*What is required*
In the entries below, identify every line with the string "Chart" and copy it.

*Stored records*
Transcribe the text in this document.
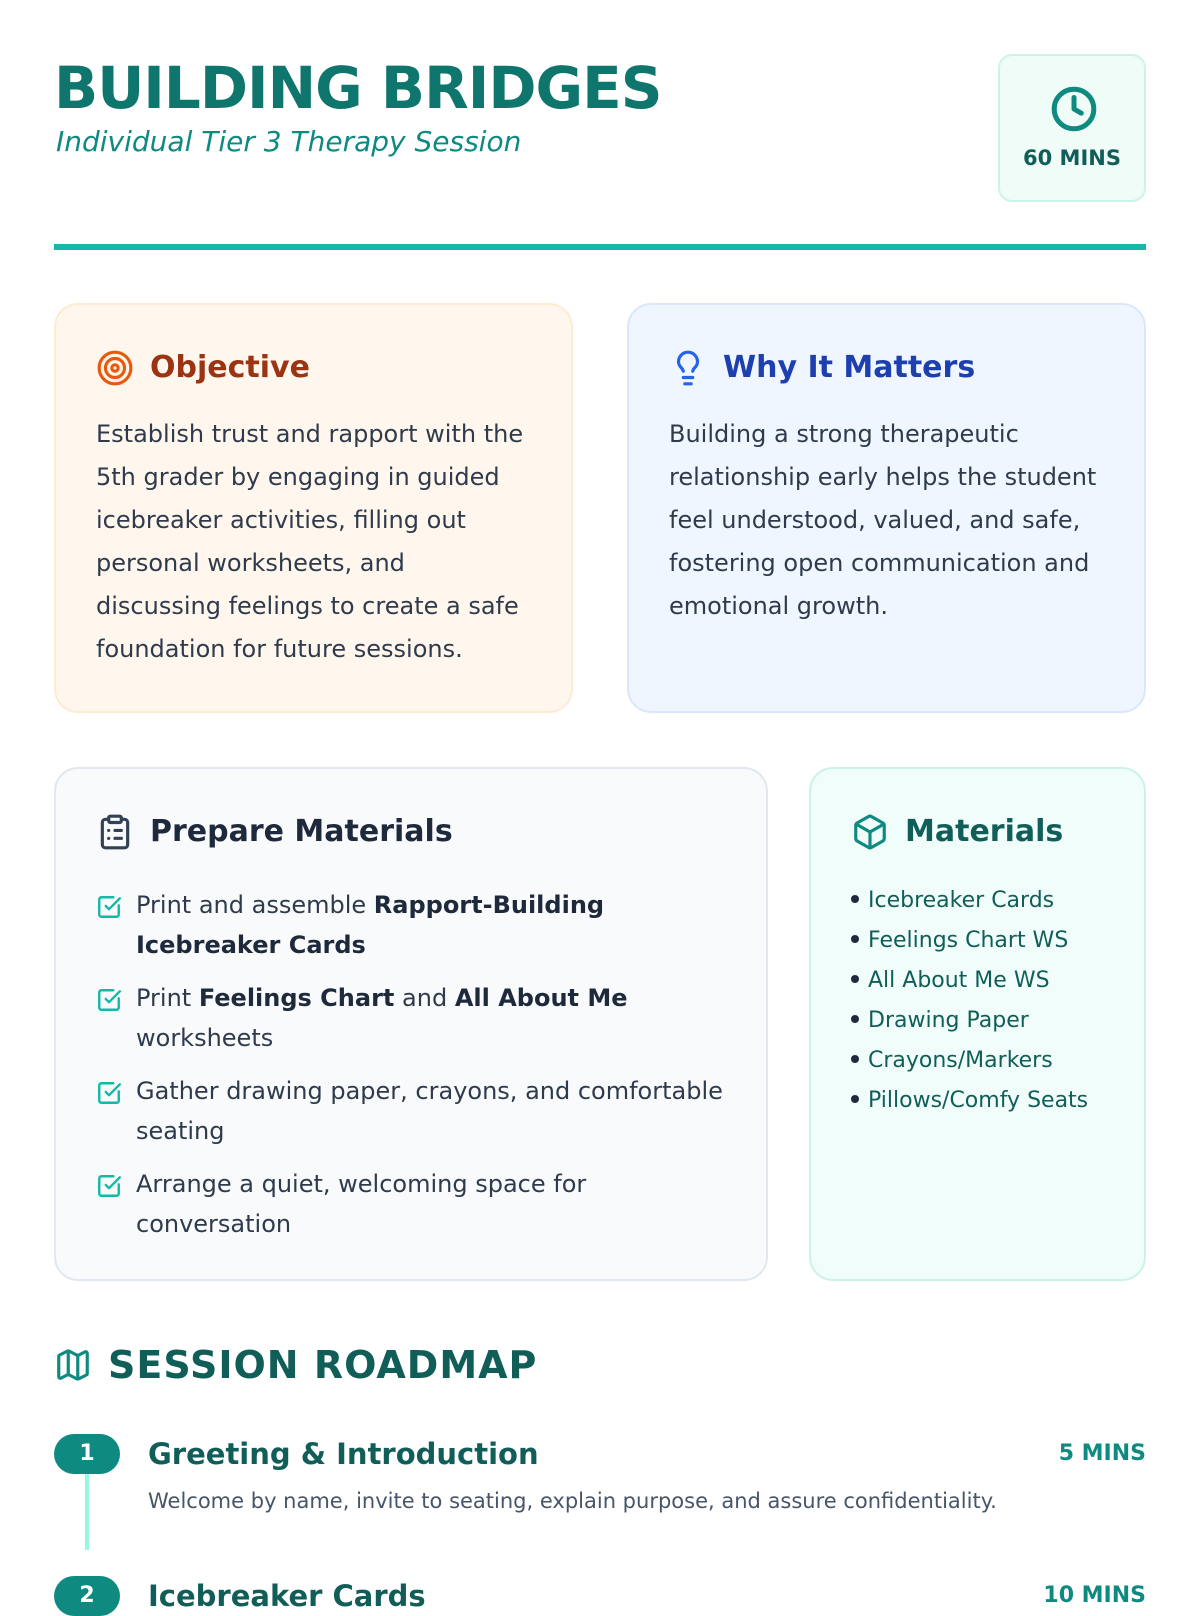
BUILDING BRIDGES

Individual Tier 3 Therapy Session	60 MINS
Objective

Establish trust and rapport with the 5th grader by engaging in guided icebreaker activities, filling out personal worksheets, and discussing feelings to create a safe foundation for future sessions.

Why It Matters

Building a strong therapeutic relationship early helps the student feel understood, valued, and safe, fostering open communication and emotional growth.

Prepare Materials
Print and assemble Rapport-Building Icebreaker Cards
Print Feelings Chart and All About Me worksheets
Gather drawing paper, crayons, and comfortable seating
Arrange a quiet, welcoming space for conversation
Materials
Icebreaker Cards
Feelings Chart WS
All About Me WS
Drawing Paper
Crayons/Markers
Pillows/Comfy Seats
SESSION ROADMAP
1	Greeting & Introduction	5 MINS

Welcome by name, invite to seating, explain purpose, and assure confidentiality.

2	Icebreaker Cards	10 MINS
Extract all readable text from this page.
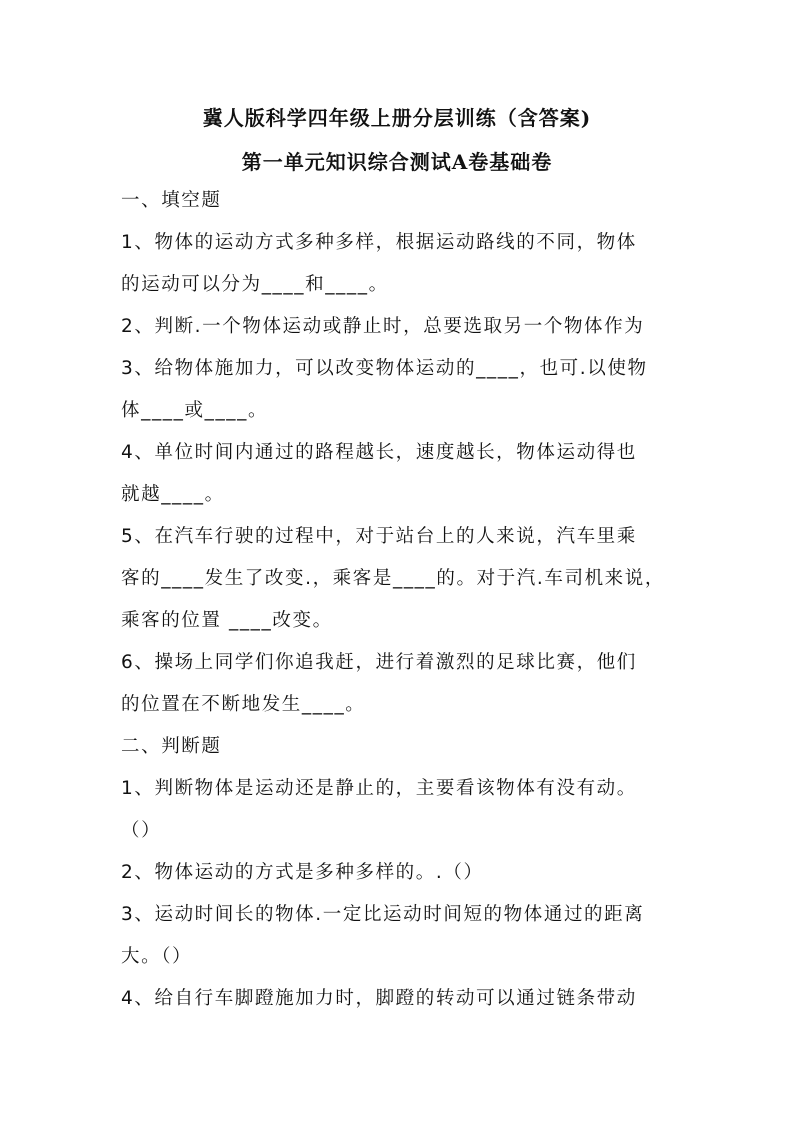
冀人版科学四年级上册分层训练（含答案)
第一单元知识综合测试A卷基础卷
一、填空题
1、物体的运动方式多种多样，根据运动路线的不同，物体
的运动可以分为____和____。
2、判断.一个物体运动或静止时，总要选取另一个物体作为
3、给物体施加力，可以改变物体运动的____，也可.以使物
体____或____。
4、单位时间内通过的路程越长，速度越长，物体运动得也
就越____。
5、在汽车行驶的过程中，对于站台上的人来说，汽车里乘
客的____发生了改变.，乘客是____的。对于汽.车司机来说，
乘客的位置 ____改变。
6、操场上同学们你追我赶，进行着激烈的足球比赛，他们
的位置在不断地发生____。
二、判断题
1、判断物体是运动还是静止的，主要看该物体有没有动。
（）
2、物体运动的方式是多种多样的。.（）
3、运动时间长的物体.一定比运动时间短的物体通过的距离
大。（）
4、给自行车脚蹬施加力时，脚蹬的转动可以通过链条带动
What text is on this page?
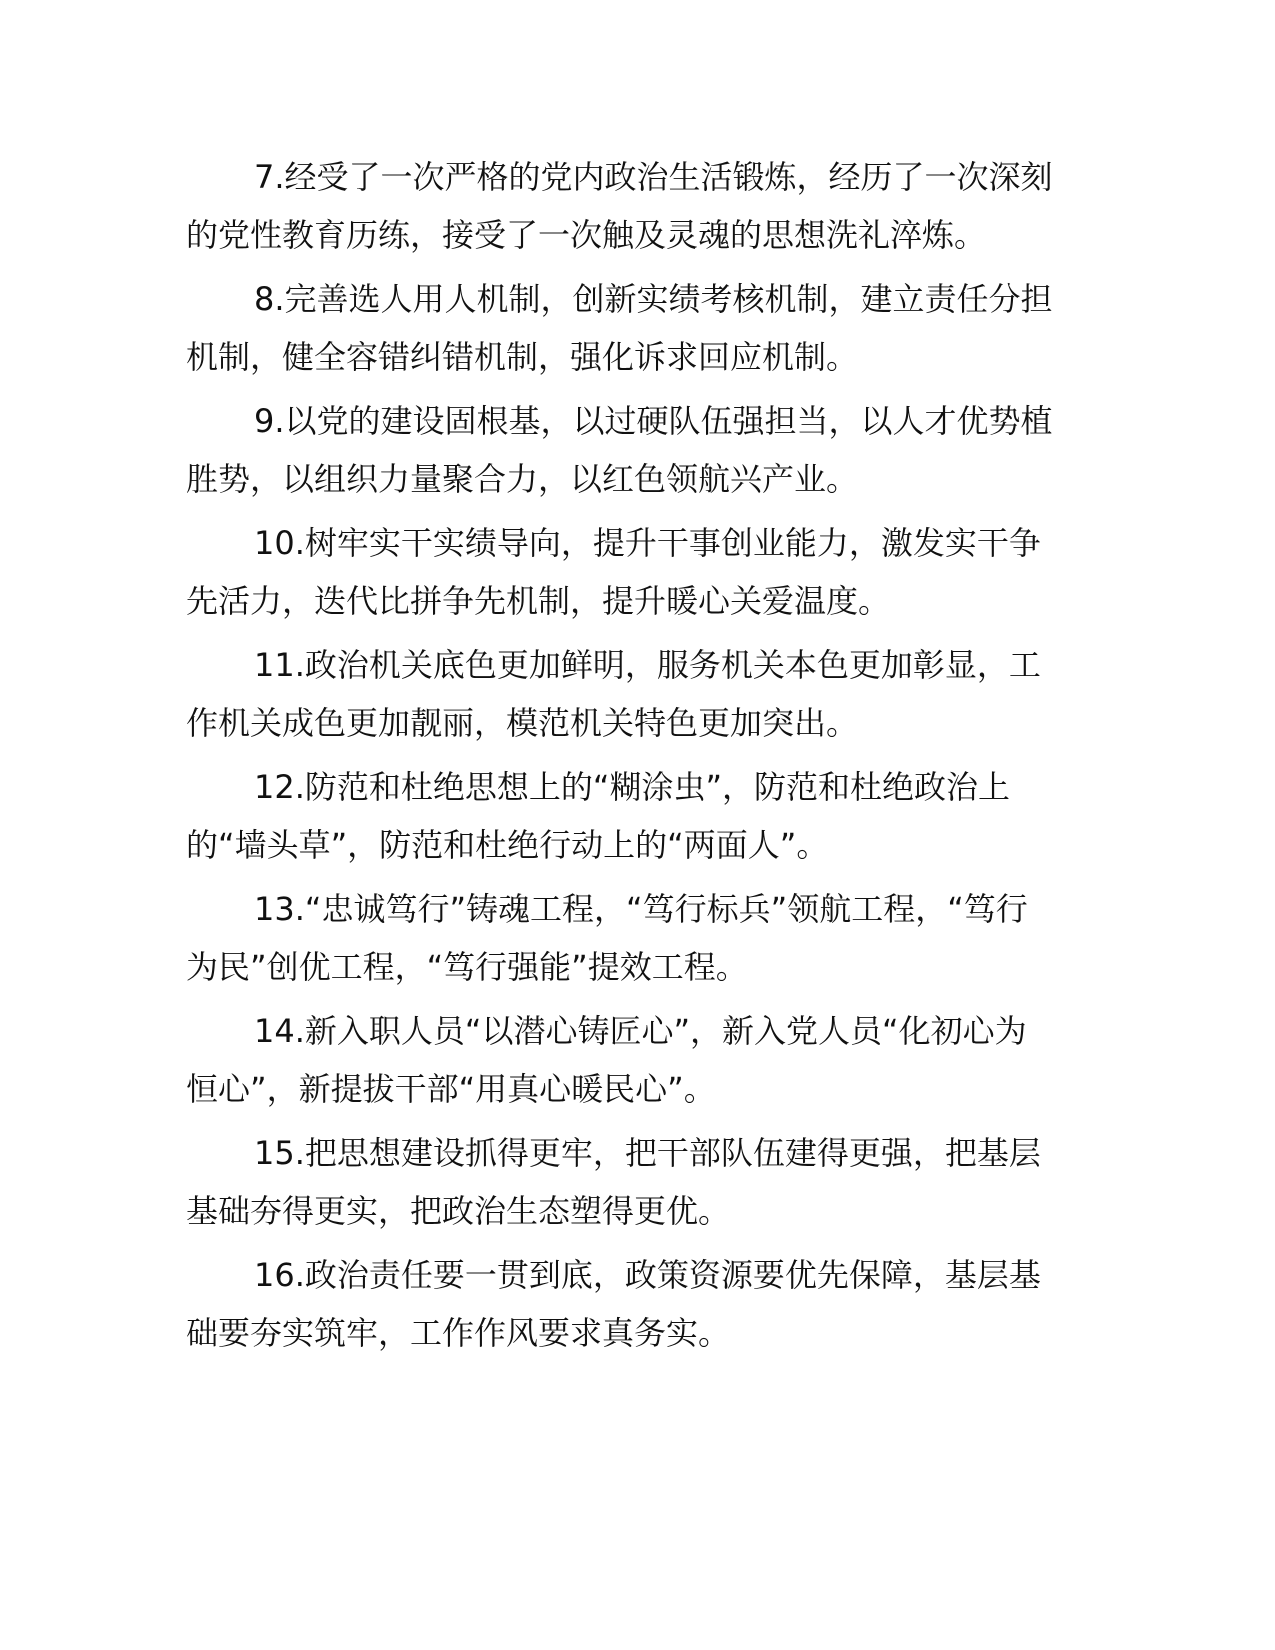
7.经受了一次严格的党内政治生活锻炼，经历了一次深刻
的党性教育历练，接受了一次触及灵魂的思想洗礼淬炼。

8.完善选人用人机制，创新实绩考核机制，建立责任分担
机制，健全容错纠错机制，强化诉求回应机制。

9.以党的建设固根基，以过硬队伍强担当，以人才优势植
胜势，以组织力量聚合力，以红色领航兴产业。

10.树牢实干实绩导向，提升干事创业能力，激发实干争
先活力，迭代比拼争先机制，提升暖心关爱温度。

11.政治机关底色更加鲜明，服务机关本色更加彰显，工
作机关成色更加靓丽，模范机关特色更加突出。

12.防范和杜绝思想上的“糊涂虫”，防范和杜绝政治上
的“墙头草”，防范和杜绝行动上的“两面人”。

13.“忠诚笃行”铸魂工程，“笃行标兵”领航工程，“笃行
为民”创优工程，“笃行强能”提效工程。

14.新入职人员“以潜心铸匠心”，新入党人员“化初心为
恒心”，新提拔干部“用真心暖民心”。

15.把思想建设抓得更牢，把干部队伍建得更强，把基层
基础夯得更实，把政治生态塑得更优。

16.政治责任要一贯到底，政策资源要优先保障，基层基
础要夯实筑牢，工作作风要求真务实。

*Solution to the problem*
Print Feelings Chart and All About Me worksheets
Feelings Chart WS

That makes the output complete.